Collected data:
☆ ☆ ☆
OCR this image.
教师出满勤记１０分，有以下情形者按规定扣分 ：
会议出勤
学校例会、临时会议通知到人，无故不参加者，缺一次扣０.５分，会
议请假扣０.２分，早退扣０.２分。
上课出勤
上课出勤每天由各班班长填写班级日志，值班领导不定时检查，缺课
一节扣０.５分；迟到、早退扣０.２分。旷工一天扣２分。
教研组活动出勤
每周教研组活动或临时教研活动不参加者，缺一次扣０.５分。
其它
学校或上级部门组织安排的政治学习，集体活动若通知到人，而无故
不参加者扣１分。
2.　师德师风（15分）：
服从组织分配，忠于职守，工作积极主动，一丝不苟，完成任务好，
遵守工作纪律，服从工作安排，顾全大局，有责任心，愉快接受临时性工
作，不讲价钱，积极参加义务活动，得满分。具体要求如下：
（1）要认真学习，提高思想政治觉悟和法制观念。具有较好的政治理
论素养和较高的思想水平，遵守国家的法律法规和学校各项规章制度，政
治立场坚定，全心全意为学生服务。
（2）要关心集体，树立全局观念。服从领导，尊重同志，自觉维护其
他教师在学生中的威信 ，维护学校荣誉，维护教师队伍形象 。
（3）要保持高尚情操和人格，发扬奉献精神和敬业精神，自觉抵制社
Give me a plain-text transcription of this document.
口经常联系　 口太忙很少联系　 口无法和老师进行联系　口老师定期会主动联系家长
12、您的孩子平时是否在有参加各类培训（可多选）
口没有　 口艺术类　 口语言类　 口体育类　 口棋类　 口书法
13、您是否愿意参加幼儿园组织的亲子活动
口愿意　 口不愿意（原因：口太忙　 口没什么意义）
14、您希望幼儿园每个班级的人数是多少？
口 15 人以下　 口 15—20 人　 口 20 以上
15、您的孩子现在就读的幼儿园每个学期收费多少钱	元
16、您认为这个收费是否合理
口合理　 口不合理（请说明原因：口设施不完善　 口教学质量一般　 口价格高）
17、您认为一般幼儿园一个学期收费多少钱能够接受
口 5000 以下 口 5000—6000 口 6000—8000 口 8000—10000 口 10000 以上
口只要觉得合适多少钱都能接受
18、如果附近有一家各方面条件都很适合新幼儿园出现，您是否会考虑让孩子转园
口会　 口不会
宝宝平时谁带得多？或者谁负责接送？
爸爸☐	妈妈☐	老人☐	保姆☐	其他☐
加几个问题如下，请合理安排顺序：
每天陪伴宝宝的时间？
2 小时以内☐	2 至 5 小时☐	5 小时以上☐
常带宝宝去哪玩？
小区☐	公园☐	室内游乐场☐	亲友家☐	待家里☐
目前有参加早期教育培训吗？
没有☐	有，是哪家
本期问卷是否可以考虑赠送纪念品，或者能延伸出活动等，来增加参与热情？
☆ ☆ ☆
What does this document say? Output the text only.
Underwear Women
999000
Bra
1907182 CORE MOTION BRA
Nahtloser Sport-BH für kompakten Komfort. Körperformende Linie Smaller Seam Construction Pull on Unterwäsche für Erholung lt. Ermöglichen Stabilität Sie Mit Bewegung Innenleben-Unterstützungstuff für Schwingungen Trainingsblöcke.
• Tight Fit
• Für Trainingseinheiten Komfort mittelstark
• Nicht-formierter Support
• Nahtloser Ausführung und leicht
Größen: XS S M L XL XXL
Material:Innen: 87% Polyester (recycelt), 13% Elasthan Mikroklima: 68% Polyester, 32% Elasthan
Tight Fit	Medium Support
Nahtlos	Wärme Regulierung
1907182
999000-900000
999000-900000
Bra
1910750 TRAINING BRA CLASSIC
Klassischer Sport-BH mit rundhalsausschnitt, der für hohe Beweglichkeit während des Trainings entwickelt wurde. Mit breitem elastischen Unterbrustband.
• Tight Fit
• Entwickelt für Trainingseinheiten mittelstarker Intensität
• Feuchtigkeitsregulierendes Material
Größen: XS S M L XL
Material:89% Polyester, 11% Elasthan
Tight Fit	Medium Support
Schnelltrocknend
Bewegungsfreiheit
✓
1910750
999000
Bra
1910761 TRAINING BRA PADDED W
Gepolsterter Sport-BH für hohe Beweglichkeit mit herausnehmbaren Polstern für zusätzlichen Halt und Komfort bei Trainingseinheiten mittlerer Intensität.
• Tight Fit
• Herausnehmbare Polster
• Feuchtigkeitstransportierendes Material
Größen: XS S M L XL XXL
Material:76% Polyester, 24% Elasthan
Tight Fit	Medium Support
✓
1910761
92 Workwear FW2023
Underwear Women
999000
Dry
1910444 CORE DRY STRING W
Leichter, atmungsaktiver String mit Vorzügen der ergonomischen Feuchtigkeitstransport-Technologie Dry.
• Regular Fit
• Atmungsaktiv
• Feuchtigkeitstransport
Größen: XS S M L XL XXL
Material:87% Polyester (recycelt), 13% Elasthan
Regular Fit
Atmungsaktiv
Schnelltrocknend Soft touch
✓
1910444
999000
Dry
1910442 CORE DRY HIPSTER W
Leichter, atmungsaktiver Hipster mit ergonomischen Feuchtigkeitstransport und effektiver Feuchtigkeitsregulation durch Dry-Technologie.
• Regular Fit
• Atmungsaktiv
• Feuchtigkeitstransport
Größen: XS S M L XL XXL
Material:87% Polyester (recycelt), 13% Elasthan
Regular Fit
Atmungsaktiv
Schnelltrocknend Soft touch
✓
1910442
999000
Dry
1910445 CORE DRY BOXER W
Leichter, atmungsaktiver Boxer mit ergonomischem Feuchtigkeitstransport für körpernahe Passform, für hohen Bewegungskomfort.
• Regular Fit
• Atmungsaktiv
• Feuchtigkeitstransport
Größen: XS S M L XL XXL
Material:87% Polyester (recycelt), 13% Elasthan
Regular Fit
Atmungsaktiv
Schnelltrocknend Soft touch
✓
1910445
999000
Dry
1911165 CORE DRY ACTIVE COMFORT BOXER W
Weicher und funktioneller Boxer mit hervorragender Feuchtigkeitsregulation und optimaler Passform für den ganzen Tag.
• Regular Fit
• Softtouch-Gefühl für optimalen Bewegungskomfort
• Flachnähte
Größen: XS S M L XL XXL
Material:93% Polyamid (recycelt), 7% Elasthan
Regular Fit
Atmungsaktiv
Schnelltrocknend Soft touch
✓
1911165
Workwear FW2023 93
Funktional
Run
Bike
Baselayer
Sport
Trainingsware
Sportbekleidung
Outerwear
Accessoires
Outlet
☆ ☆ ☆
:: Short task ::
What is the number of lines in the records that contain the string "Workwear"? Give only that number.

:: Output for this exercise ::
2